Exercise aim: Copy out the lines that include the word "information".
= = = = = = =
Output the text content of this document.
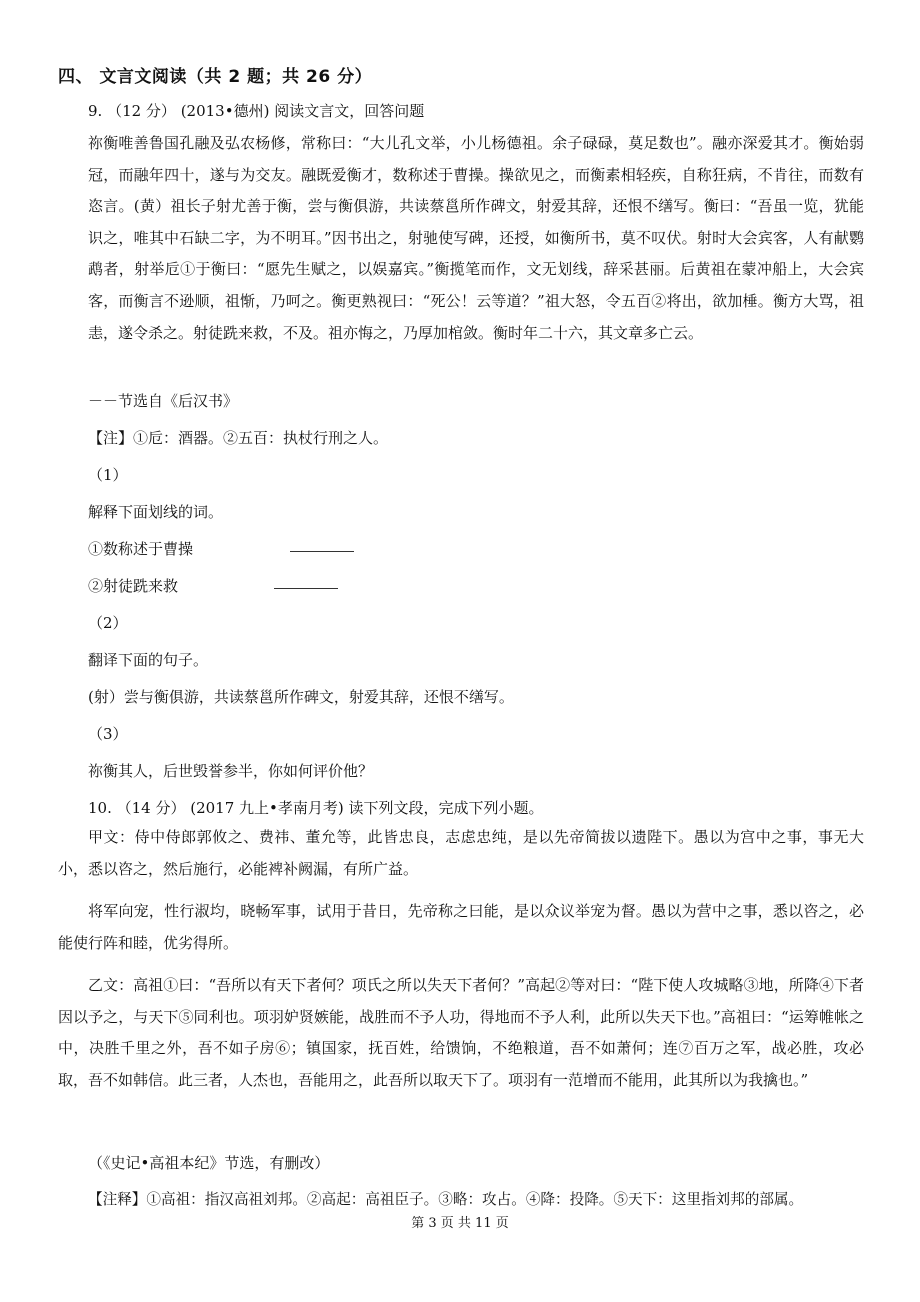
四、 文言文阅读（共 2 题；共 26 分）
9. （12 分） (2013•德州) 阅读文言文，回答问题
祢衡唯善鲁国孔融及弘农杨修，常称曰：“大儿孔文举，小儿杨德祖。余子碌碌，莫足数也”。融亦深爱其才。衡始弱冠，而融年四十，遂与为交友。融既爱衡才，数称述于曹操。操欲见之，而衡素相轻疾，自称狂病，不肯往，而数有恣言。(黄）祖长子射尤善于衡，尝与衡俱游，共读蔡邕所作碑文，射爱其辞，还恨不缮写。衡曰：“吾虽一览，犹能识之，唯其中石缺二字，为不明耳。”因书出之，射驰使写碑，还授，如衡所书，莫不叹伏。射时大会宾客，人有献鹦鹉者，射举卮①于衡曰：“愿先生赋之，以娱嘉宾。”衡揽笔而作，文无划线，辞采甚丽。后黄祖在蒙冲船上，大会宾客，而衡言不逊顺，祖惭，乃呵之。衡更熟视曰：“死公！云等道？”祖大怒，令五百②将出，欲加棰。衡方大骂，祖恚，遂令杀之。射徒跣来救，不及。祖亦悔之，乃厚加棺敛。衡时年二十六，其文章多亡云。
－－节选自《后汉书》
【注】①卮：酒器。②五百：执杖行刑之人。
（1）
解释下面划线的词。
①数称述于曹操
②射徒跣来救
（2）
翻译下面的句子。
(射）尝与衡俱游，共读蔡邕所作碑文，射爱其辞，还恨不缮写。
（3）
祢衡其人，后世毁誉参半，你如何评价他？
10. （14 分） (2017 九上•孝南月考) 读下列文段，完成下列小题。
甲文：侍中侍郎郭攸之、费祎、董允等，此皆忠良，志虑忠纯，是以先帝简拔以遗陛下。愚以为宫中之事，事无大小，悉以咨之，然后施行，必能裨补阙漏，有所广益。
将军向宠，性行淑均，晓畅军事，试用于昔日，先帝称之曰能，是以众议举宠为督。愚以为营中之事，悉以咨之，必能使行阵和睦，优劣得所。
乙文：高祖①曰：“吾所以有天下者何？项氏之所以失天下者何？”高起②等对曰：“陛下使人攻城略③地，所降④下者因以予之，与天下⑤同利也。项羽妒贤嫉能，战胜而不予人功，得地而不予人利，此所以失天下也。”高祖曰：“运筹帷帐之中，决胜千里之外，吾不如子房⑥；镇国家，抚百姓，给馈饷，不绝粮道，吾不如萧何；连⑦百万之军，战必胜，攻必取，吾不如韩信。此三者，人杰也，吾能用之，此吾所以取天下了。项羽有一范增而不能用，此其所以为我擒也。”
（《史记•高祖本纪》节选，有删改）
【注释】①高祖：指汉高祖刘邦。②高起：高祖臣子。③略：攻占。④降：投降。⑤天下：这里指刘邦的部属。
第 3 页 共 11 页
= = = = = = =
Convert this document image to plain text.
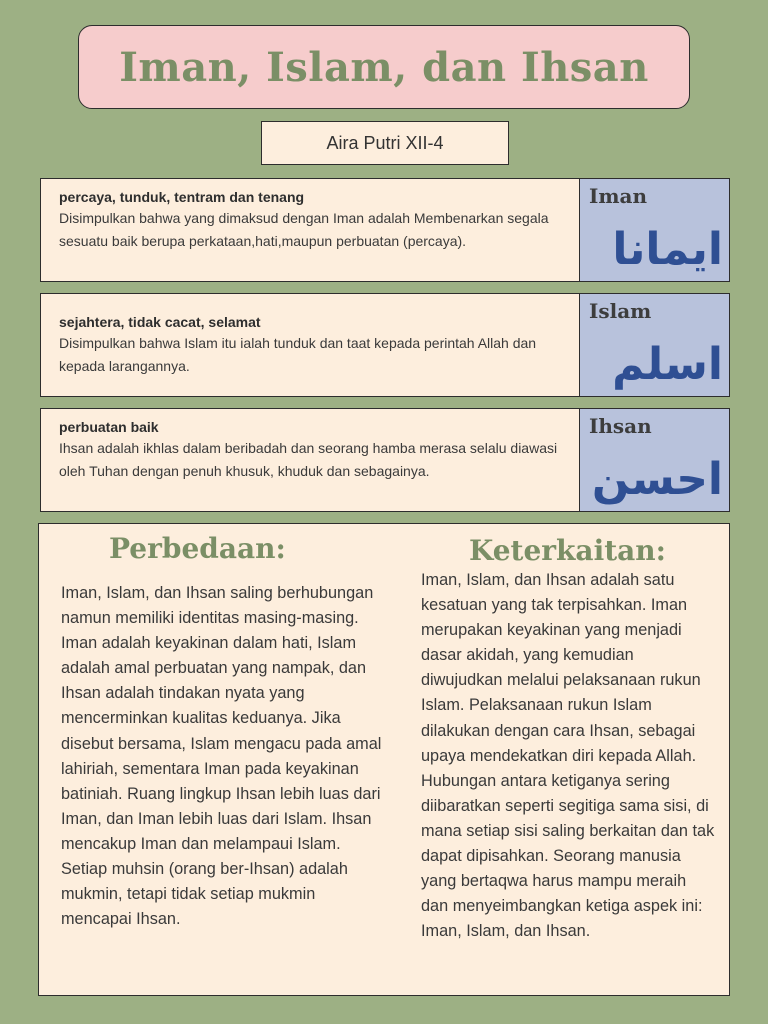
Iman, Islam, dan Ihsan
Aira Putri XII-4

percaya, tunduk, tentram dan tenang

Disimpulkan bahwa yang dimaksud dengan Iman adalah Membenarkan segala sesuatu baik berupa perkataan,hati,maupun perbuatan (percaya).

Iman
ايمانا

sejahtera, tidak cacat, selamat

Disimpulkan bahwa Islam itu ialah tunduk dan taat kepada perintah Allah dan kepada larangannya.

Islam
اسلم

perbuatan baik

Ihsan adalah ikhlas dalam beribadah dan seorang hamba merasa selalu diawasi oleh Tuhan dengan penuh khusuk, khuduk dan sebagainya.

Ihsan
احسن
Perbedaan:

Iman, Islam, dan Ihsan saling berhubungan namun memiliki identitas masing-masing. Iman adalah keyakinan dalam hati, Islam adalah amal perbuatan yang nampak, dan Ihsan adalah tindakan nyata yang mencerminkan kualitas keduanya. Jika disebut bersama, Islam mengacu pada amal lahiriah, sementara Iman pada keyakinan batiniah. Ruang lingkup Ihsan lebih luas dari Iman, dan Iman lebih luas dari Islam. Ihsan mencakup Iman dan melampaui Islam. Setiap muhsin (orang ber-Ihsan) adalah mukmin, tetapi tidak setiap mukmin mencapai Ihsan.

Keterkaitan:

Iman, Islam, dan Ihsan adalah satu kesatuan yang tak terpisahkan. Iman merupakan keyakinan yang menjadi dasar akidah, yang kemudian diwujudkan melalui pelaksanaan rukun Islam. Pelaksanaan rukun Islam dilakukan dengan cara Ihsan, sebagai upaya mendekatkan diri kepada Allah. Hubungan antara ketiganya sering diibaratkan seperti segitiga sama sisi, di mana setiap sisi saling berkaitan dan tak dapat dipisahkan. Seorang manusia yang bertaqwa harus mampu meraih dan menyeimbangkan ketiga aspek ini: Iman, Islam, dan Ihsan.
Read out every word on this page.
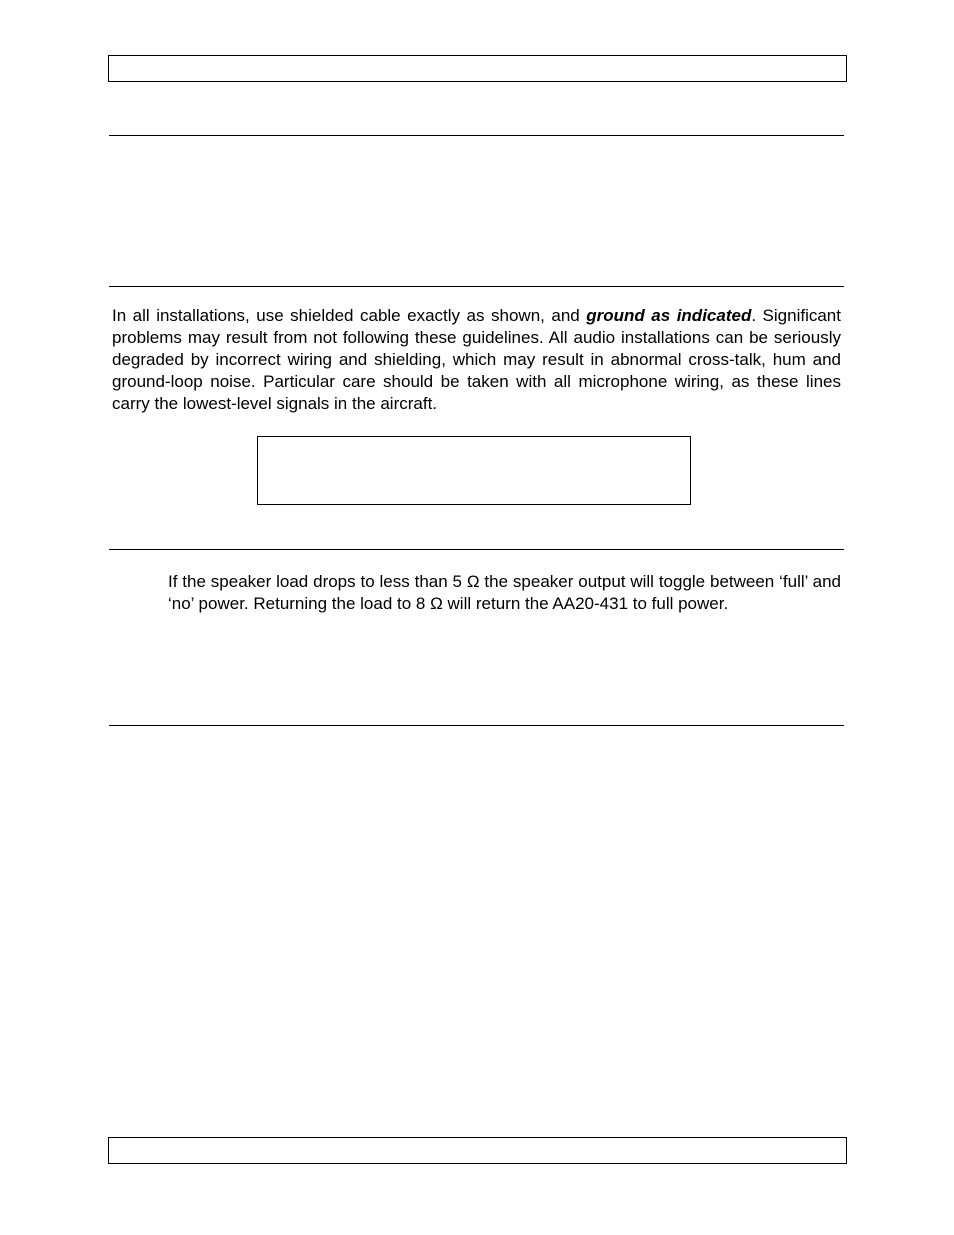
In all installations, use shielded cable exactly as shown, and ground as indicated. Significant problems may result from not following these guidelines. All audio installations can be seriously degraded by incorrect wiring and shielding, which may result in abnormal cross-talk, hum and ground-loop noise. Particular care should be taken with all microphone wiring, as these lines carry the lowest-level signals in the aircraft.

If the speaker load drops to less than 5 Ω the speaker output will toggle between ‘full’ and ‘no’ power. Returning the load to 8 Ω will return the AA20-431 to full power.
= = = = = = =
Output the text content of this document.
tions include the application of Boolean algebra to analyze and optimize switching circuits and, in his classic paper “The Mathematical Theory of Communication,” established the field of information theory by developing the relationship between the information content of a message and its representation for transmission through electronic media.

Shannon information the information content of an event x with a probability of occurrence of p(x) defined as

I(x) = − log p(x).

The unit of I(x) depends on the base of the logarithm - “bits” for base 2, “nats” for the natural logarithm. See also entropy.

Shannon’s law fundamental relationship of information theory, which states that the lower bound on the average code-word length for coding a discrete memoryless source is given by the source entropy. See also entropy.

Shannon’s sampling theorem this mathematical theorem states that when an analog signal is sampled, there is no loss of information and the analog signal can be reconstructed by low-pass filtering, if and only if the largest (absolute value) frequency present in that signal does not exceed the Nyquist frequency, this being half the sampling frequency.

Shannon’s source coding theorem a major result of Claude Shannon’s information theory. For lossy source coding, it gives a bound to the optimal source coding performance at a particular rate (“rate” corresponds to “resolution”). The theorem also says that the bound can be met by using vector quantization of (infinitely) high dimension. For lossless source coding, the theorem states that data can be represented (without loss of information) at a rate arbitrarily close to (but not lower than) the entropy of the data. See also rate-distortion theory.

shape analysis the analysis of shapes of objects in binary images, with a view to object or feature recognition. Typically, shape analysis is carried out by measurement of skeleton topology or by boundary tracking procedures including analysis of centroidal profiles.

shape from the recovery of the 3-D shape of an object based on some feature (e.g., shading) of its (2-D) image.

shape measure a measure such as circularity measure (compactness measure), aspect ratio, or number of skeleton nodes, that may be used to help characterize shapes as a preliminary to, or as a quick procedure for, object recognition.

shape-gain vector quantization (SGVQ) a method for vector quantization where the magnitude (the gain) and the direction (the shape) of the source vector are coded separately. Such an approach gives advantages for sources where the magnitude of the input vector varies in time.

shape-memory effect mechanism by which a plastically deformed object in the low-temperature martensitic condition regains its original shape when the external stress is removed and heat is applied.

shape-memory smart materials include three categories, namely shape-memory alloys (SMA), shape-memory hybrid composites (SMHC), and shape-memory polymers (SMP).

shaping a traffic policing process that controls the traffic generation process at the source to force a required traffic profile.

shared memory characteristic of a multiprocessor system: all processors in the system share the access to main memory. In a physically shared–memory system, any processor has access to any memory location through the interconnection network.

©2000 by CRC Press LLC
= = = = = = =
Finished exercise:
tions include the application of Boolean algebra to analyze and optimize switching circuits and, in his classic paper “The Mathematical Theory of Communication,” established the field of information theory by developing the relationship between the information content of a message and its representation for transmission through electronic media.
Shannon information the information content of an event x with a probability of occurrence of p(x) defined as
Shannon’s law fundamental relationship of information theory, which states that the lower bound on the average code-word length for coding a discrete memoryless source is given by the source entropy. See also entropy.
Shannon’s sampling theorem this mathematical theorem states that when an analog signal is sampled, there is no loss of information and the analog signal can be reconstructed by low-pass filtering, if and only if the largest (absolute value) frequency present in that signal does not exceed the Nyquist frequency, this being half the sampling frequency.
Shannon’s source coding theorem a major result of Claude Shannon’s information theory. For lossy source coding, it gives a bound to the optimal source coding performance at a particular rate (“rate” corresponds to “resolution”). The theorem also says that the bound can be met by using vector quantization of (infinitely) high dimension. For lossless source coding, the theorem states that data can be represented (without loss of information) at a rate arbitrarily close to (but not lower than) the entropy of the data. See also rate-distortion theory.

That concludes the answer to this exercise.